> [To be done]
Copy out each line that mentions the word "пиве".

> [Records to use]
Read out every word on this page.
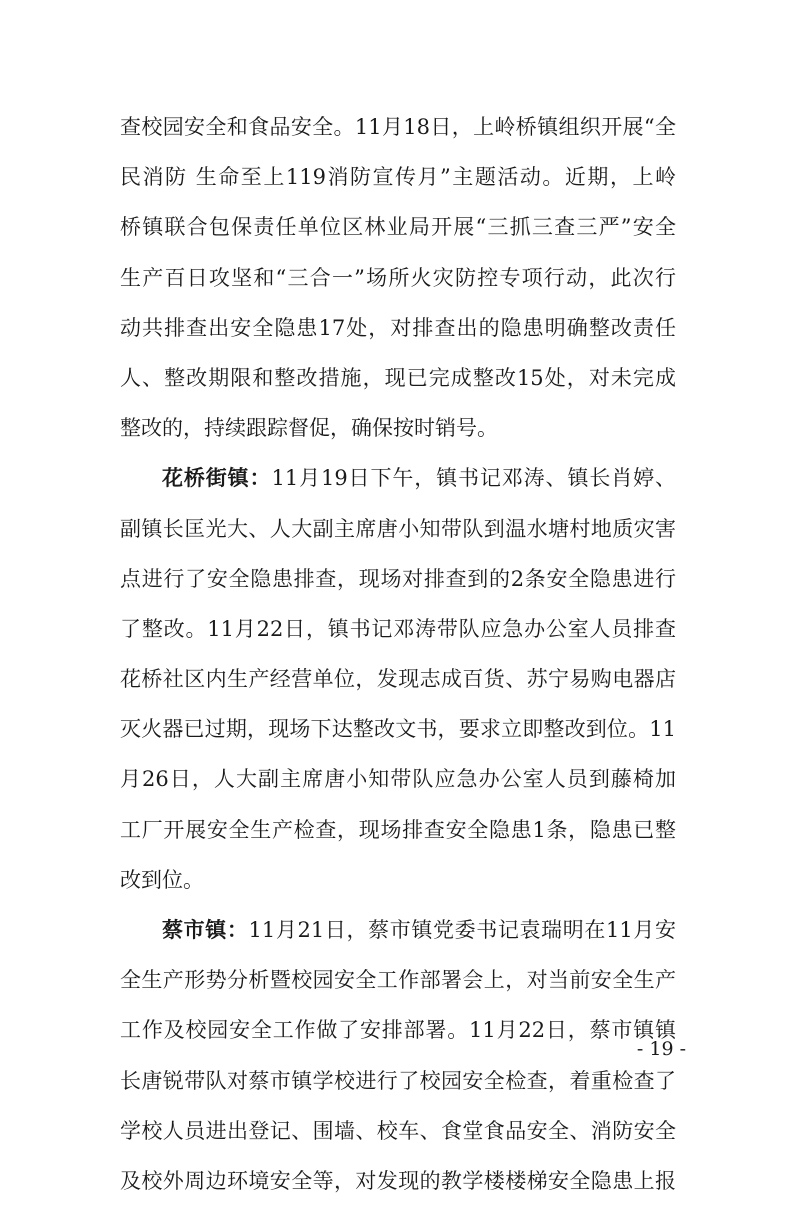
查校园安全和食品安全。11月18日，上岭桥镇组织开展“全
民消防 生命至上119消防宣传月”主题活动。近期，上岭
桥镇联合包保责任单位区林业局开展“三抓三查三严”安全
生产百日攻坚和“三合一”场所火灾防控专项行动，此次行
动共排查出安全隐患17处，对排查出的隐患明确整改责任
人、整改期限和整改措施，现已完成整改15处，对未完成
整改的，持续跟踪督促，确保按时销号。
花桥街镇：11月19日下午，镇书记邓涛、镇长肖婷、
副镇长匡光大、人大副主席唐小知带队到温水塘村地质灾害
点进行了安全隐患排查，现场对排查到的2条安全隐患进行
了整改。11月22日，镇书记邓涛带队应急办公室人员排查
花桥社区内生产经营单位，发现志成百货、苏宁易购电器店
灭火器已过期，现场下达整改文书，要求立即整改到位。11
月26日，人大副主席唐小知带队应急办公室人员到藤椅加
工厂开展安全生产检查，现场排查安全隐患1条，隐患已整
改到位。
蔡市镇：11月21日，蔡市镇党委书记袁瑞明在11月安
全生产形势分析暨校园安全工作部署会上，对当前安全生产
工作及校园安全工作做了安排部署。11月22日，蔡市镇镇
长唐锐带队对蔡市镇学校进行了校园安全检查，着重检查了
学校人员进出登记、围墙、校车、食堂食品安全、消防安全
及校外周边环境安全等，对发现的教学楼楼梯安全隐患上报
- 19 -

==

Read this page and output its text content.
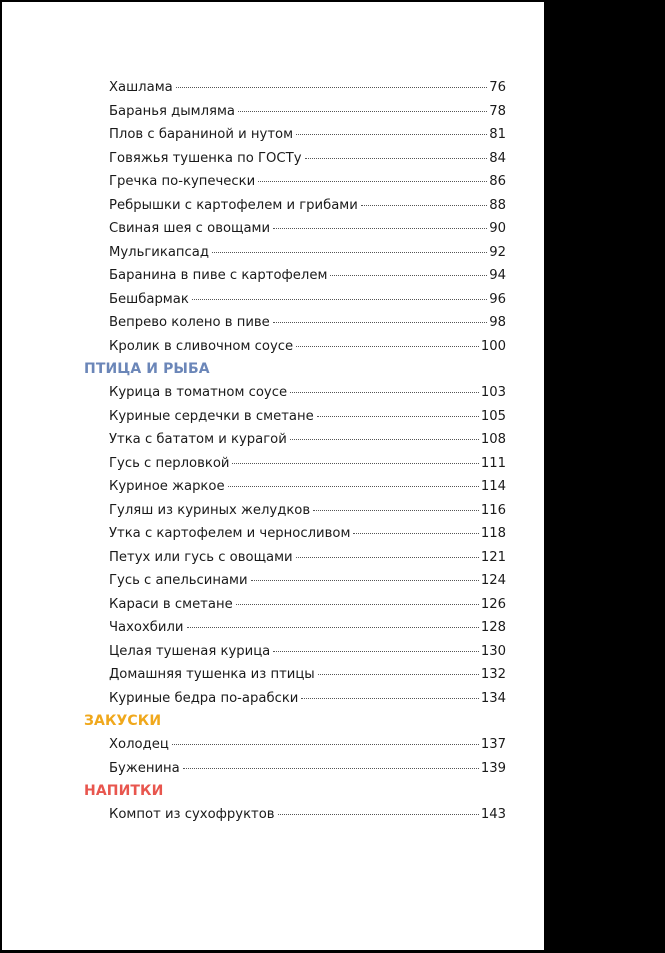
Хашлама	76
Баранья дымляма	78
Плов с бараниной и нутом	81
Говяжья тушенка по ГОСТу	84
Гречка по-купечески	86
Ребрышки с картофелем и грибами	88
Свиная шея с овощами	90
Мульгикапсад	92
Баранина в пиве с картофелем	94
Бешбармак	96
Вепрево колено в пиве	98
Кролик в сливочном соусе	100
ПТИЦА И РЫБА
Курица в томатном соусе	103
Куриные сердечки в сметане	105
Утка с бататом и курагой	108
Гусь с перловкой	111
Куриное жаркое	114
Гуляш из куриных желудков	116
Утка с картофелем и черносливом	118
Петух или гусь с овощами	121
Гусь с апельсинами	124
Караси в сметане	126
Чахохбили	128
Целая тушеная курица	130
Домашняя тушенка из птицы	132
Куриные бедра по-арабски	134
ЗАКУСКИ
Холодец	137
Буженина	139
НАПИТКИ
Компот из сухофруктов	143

> [Response to the exercise]
Баранина в пиве с картофелем	94
Вепрево колено в пиве	98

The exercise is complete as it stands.